Document text:
Turin \ Alessandra Ferrini. I SAW A DARK CLOUD RISE

Turin \ Alessandra Ferrini. I SAW A DARK CLOUD RISE

12 June 2025 - 12 October 2025

Alessandra Ferrini

I SAW A DARK CLOUD RISE

Curated by Bernardo Follini

12 June-12 October 2025

Opening: 12 June h 19:00

Fondazione Sandretto Re Rebaudengo

Fondazione Sandretto Re Rebaudengo presents I Saw a Dark Cloud Rise, a solo exhibition by Alessandra Ferrini that proposes a meditation on the interconnections between imagination, technology and ideology. It emerges from the artist’s long-term research on the legacies of the colonial violence perpetrated during the Italian occupation of Libya. At the same time, it puts forward a series of open questions and lines of inquiry that form the basis of a new research on the genealogy of Fascist technological fantasies and their genocidal drive.

I Saw a Dark Cloud Rise unfolds over two rooms and revolves around a three-channel video installation by the same title,which was commissioned and produced by Fondazione Sandretto Re Rebaudengo. The first room, a reading room conceived by the artist as a “decompression space”, allows for the materials employed in the video installation to be expanded, connected, and contextualised through a series of diagrams and reading materials.

Raw records:
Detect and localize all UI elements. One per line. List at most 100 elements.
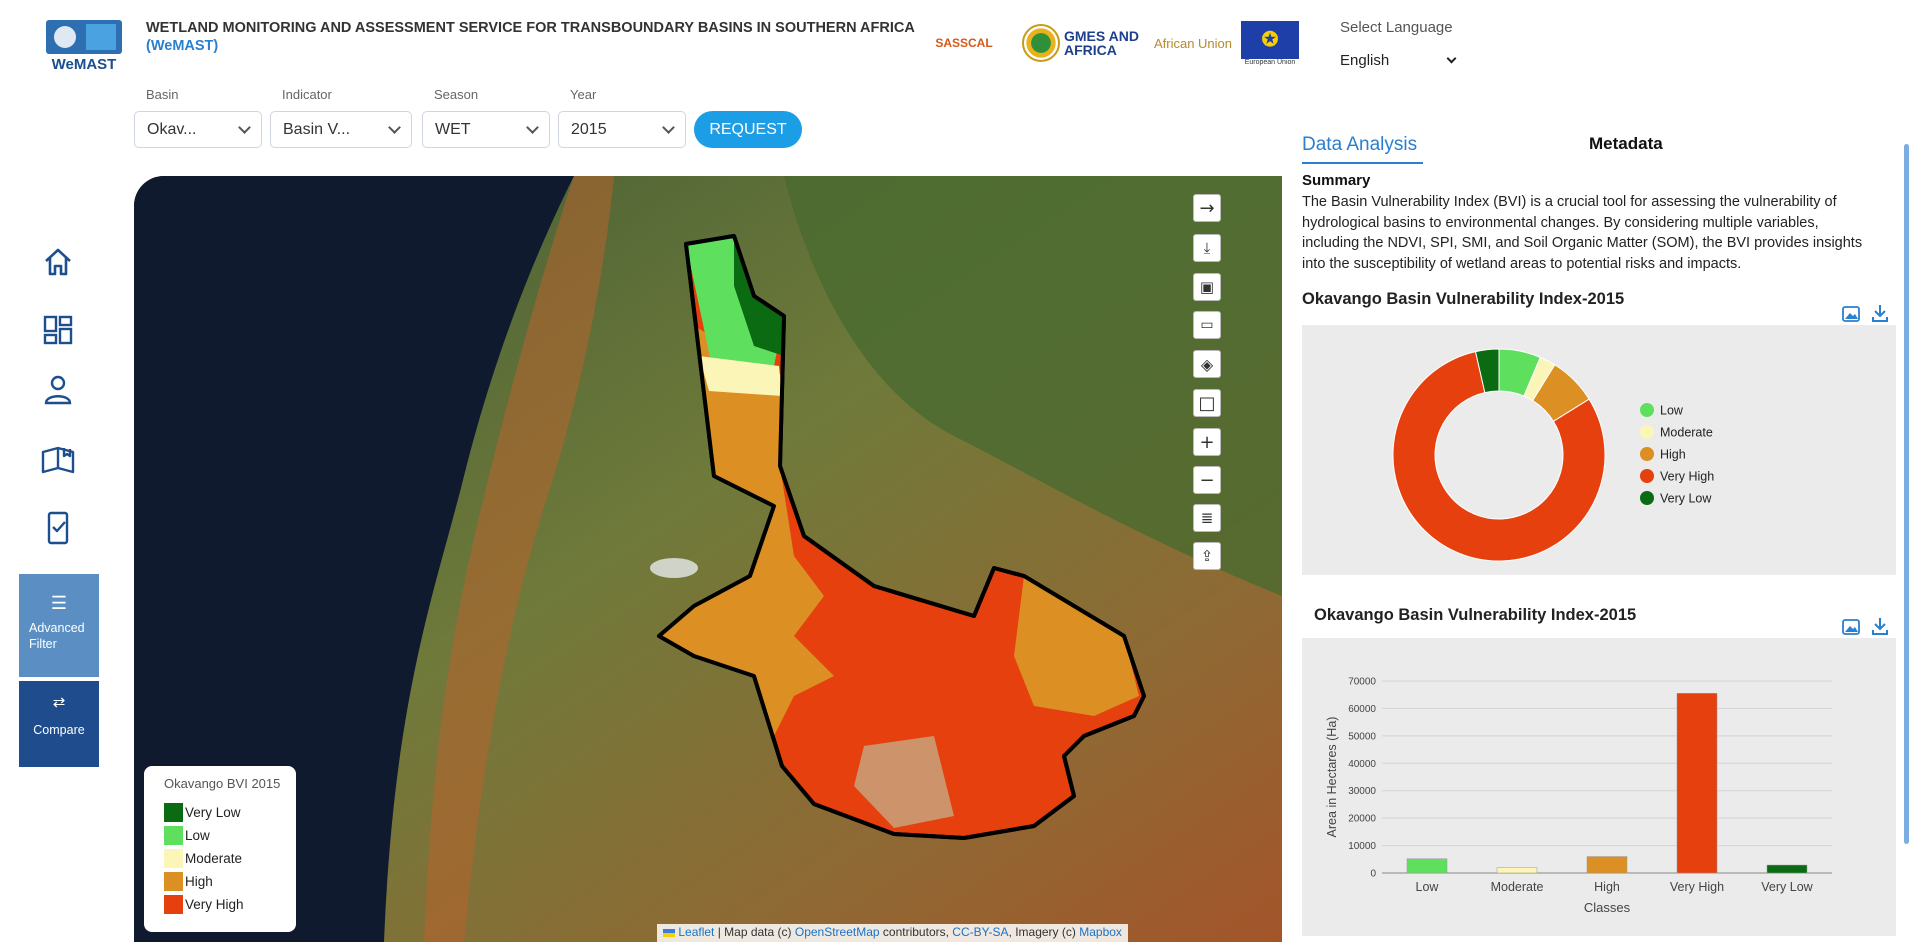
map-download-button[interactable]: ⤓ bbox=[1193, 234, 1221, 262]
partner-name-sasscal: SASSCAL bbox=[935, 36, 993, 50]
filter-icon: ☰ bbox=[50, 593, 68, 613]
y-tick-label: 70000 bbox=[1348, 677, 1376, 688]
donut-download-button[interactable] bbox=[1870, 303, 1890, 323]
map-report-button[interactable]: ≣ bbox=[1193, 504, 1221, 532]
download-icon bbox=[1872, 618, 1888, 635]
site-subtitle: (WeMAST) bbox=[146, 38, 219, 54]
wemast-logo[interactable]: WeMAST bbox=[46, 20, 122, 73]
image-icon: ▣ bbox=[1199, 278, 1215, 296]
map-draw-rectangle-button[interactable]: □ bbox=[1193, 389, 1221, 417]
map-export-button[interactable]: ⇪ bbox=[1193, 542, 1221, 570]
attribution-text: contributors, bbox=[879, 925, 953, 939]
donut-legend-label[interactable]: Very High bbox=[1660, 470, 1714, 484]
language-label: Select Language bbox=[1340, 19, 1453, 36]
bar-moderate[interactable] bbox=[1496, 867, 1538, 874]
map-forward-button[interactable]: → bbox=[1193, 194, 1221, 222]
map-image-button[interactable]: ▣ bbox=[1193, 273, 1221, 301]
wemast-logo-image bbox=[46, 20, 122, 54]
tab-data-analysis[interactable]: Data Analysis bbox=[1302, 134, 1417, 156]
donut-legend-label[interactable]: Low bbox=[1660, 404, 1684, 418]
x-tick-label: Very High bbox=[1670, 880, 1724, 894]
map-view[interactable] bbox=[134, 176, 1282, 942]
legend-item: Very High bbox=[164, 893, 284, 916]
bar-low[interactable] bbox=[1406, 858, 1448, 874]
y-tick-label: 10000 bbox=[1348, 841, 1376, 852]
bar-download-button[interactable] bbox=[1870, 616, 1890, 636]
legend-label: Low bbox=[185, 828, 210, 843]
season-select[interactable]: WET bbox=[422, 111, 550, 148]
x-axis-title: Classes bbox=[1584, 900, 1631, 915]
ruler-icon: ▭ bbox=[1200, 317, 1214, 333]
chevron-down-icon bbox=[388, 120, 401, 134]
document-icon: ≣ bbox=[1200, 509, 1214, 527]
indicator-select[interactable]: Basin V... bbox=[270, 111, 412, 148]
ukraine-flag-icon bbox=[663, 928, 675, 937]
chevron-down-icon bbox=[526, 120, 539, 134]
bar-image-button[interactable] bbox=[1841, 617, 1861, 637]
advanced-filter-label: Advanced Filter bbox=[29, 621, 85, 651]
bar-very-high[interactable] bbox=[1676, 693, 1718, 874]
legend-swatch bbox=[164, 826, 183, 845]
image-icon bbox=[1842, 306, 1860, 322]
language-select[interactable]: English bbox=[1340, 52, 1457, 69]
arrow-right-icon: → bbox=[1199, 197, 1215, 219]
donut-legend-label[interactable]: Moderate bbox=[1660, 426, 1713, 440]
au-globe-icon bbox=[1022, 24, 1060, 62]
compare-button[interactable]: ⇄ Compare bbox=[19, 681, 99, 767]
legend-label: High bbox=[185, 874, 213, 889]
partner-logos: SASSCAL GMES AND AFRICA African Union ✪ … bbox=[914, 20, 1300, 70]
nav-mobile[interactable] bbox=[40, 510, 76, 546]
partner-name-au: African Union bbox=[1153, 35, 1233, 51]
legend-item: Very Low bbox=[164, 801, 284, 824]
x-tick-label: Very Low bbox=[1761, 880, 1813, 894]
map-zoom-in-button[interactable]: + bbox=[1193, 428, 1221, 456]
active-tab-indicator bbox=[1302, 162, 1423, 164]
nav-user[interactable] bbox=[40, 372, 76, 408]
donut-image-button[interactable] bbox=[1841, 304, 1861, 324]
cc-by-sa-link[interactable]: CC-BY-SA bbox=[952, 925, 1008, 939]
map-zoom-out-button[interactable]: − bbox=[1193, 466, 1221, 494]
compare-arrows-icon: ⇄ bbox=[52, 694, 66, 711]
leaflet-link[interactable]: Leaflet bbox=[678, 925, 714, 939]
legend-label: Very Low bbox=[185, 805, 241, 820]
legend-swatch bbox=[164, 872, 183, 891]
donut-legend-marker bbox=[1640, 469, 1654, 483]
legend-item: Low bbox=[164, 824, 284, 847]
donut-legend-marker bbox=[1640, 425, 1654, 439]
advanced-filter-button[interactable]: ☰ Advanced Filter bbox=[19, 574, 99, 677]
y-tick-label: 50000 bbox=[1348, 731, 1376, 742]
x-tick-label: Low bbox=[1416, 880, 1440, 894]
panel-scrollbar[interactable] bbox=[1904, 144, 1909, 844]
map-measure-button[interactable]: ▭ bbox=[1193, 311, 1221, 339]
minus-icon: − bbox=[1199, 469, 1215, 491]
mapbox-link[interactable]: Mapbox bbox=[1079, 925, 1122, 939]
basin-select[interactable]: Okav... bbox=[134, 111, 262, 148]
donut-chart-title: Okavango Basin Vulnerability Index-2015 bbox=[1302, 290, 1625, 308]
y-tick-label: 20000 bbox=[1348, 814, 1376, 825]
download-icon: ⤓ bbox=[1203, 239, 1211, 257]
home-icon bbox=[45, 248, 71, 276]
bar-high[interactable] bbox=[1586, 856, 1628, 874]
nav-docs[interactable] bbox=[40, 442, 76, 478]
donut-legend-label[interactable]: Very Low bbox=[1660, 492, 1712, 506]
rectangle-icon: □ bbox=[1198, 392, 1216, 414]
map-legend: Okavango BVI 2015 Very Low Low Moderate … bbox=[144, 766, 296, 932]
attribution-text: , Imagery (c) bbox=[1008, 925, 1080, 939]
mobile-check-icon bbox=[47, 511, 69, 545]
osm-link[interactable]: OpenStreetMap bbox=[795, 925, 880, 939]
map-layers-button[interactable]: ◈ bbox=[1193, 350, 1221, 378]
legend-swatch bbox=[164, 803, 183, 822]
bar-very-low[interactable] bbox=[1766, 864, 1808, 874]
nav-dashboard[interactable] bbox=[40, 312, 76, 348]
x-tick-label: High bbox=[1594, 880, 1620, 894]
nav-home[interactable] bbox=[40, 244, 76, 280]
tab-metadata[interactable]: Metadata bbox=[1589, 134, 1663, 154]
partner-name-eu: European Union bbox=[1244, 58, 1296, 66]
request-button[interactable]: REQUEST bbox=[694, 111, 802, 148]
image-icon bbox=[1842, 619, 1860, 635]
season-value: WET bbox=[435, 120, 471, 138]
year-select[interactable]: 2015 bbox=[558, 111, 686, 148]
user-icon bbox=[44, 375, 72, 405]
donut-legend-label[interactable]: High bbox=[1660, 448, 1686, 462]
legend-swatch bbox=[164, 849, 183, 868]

Task instructions: According to the exhibition announcement, who curated I Saw a Dark Cloud Rise? The material shown after the exhibition announcement is separate from it.

Answer to the problem: Bernardo Follini